_What this task involves:_ Look through the data for the string "color". Copy every line where it is found.
[start of Data in this exercise]
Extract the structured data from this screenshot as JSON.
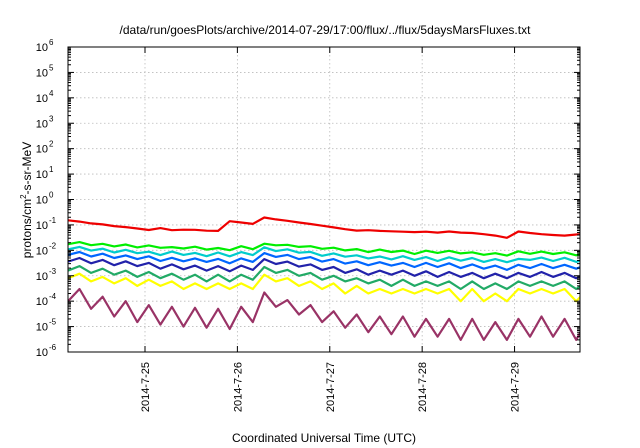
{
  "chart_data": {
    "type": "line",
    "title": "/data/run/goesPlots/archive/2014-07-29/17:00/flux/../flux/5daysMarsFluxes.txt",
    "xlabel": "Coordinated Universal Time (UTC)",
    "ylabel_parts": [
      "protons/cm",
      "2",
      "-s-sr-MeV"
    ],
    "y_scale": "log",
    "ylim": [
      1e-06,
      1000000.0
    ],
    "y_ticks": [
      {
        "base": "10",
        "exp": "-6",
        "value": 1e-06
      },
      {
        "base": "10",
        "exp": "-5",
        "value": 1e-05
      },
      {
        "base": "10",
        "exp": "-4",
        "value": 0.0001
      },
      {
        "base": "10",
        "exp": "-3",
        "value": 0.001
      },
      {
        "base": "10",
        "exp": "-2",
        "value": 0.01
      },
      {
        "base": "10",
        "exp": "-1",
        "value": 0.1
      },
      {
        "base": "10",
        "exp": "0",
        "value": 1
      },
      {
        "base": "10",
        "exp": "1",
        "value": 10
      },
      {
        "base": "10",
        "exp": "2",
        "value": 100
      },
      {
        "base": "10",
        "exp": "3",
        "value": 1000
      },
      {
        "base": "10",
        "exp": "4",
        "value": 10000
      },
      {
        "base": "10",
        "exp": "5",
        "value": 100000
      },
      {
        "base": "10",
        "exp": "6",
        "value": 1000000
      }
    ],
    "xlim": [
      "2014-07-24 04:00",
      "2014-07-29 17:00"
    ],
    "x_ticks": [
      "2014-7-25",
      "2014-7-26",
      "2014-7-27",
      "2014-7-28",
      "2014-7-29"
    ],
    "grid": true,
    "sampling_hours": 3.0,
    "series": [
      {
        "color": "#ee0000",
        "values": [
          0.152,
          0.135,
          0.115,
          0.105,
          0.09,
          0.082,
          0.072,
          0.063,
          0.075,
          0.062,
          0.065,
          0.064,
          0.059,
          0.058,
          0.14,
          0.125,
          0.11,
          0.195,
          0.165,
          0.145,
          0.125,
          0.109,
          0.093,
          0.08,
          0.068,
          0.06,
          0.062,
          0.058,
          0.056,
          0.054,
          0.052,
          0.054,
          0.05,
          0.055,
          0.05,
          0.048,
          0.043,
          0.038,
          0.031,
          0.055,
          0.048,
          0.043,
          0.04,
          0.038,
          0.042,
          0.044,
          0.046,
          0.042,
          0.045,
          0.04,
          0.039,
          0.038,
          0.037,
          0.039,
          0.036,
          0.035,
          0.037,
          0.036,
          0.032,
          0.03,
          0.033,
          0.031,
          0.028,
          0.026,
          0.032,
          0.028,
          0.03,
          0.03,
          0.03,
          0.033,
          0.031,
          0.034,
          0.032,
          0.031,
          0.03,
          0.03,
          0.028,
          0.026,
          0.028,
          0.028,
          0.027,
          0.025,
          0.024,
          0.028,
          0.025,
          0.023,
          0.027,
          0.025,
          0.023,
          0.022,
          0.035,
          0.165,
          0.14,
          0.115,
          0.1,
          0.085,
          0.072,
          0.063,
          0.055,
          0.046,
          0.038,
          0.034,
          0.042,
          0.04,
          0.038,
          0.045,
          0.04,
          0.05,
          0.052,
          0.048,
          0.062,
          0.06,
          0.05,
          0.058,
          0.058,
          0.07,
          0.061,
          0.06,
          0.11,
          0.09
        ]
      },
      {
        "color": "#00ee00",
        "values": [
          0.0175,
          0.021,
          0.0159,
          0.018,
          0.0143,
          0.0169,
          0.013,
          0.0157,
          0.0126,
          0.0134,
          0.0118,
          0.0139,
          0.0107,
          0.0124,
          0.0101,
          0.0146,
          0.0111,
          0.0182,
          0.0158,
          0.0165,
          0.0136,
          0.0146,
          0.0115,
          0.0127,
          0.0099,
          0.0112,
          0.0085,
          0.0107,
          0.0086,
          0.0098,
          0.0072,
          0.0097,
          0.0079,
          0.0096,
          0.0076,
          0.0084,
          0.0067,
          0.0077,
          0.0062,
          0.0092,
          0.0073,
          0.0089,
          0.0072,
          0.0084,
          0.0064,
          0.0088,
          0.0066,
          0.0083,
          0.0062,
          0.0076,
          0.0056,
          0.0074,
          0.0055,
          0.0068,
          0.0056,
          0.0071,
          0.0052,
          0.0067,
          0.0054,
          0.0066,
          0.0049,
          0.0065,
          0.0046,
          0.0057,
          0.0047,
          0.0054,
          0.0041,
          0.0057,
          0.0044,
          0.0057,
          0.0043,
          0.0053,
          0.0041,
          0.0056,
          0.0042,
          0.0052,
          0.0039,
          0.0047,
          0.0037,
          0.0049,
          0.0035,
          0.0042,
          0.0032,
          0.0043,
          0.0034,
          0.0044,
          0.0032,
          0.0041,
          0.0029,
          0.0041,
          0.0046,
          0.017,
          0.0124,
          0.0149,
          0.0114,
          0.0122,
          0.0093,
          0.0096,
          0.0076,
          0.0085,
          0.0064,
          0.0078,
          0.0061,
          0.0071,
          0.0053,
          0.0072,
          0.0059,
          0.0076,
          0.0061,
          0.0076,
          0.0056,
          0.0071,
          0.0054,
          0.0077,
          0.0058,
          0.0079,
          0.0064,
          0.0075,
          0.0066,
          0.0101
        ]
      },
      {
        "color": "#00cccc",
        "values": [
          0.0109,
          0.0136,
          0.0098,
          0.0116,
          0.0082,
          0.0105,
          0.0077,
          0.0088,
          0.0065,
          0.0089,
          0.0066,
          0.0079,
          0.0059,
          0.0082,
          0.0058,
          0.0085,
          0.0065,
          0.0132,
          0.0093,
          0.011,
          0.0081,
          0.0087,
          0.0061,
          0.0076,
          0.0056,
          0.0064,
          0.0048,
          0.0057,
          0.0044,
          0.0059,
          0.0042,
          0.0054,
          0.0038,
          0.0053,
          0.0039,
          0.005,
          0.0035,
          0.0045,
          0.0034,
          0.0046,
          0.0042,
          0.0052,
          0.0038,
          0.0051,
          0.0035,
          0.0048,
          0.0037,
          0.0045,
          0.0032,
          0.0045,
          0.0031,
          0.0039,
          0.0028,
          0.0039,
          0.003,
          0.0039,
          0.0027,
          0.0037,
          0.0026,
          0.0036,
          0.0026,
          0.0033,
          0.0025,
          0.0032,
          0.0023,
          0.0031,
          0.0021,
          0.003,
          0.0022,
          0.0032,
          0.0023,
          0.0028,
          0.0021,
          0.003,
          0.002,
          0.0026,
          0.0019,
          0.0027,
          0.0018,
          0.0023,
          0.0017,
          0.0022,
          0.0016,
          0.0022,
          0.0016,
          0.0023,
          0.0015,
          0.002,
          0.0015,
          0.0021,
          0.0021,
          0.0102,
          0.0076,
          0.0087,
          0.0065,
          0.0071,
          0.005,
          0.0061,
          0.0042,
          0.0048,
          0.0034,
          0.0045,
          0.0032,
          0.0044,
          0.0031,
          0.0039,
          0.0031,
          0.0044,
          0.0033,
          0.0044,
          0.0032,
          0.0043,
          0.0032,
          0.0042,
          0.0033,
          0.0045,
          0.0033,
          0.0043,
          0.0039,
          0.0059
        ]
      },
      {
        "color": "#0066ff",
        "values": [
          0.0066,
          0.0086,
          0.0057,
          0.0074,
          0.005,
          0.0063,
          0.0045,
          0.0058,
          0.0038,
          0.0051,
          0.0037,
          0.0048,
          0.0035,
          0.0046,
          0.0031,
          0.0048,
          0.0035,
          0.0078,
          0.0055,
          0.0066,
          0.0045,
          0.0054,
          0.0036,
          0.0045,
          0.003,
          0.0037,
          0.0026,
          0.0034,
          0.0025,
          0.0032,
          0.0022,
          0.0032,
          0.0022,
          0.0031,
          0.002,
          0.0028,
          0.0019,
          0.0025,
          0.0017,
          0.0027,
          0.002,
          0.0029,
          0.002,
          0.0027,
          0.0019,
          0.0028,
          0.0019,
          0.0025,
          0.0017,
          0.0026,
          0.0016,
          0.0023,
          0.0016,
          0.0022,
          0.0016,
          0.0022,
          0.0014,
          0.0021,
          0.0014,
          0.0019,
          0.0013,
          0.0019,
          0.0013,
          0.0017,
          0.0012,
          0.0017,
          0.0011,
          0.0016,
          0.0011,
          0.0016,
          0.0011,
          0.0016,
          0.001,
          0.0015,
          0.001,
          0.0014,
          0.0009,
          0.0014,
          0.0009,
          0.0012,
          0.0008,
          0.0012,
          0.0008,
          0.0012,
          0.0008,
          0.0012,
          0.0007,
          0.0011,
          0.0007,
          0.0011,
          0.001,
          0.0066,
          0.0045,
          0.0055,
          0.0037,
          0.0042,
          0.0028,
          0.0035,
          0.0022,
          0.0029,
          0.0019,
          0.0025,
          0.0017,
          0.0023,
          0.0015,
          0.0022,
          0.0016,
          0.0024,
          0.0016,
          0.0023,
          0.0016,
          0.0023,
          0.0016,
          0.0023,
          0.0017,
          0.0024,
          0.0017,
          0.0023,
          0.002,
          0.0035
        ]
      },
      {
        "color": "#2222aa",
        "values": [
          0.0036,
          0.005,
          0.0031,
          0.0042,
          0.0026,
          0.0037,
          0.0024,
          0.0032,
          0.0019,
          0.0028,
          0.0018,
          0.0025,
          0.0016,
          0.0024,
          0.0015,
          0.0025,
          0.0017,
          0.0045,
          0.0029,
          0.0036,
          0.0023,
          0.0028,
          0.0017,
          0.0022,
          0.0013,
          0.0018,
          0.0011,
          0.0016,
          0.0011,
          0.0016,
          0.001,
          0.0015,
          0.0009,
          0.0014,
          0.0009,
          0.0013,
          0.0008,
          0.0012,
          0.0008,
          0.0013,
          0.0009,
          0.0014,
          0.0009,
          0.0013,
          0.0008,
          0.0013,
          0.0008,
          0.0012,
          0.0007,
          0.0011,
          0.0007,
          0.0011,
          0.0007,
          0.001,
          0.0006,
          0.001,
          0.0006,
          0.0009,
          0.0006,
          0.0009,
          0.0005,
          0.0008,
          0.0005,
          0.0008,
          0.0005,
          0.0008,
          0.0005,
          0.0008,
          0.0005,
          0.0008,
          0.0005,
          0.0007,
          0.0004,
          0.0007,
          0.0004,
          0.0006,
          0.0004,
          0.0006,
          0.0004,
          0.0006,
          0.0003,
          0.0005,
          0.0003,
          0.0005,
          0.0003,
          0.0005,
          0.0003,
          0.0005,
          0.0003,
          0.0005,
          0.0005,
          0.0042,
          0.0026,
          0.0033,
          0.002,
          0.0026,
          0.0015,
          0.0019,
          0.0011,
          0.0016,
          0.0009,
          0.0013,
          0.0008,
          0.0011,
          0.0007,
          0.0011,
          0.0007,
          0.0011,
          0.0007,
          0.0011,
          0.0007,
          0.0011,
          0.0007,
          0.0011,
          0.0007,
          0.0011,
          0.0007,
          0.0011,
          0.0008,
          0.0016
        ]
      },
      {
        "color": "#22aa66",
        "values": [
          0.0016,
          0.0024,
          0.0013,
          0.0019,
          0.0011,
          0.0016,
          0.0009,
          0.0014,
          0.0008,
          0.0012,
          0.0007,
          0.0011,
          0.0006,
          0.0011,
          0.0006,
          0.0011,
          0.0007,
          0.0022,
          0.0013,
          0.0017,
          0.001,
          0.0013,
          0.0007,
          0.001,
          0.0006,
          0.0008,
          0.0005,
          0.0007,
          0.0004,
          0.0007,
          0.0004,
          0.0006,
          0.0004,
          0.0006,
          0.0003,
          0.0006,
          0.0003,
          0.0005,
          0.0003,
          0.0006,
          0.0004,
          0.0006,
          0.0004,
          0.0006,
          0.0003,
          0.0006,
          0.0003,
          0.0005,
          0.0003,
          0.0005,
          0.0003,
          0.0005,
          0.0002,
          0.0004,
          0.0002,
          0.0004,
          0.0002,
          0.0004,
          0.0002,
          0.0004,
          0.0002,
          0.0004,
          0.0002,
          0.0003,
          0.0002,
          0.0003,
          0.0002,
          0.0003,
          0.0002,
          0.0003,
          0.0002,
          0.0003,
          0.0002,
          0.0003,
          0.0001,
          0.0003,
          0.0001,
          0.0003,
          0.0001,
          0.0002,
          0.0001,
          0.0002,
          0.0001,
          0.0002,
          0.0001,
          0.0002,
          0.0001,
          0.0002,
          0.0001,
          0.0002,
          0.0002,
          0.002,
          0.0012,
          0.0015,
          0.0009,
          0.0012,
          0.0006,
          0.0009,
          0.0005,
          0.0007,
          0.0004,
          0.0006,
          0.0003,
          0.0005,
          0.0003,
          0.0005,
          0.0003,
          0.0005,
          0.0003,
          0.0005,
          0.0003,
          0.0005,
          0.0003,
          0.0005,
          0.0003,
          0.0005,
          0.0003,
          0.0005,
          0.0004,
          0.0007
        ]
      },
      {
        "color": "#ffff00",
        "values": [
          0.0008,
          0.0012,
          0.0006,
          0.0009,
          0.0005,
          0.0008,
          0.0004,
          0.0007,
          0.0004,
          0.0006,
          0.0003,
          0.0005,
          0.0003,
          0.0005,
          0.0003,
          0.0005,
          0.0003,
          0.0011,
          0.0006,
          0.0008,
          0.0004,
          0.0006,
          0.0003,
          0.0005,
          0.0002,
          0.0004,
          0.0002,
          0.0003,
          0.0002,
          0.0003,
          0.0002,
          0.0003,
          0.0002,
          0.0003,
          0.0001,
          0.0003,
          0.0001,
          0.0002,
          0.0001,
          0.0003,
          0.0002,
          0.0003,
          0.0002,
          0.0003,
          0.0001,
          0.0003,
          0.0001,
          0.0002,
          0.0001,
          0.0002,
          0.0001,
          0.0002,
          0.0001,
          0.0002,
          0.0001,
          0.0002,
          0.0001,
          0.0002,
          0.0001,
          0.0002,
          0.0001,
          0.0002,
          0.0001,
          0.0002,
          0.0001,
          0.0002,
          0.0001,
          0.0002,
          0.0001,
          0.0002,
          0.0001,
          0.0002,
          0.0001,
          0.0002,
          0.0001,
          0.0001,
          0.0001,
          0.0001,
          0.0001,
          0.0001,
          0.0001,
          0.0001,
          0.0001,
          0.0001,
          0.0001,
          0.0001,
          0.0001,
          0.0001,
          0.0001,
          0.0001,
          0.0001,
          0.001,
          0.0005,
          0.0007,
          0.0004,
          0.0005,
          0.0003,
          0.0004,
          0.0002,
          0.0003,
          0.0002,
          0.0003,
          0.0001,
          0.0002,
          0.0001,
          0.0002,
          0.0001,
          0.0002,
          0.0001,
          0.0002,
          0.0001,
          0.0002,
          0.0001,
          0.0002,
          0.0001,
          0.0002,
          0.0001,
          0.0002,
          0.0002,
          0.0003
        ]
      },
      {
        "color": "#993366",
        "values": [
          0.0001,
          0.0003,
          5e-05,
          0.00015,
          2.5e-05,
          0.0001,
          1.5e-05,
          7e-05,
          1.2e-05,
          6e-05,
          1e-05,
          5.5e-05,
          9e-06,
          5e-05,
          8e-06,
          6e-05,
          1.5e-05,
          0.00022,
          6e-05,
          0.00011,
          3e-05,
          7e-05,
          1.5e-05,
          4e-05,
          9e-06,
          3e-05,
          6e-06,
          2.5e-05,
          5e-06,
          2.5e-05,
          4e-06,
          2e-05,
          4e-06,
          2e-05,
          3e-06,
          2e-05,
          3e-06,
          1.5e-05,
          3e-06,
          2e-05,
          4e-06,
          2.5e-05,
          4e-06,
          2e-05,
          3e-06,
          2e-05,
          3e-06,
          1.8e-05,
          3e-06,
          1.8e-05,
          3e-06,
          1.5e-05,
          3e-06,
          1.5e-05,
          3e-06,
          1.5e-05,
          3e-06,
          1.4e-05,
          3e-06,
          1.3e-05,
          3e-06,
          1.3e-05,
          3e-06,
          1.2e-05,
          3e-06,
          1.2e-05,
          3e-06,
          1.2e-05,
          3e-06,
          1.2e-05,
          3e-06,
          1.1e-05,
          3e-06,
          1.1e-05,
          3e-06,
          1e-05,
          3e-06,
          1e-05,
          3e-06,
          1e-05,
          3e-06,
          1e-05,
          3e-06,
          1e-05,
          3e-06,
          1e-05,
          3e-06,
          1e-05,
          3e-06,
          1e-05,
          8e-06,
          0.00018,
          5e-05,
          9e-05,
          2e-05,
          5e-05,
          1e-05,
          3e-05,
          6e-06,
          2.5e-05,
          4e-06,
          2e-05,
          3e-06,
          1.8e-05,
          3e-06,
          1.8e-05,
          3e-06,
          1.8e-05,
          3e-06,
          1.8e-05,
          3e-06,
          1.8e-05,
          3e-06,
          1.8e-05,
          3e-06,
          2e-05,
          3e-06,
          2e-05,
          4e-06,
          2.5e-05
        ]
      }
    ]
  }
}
[end of Data in this exercise]
_Output below:_
        "color": "#ee0000",
        "color": "#00ee00",
        "color": "#00cccc",
        "color": "#0066ff",
        "color": "#2222aa",
        "color": "#22aa66",
        "color": "#ffff00",
        "color": "#993366",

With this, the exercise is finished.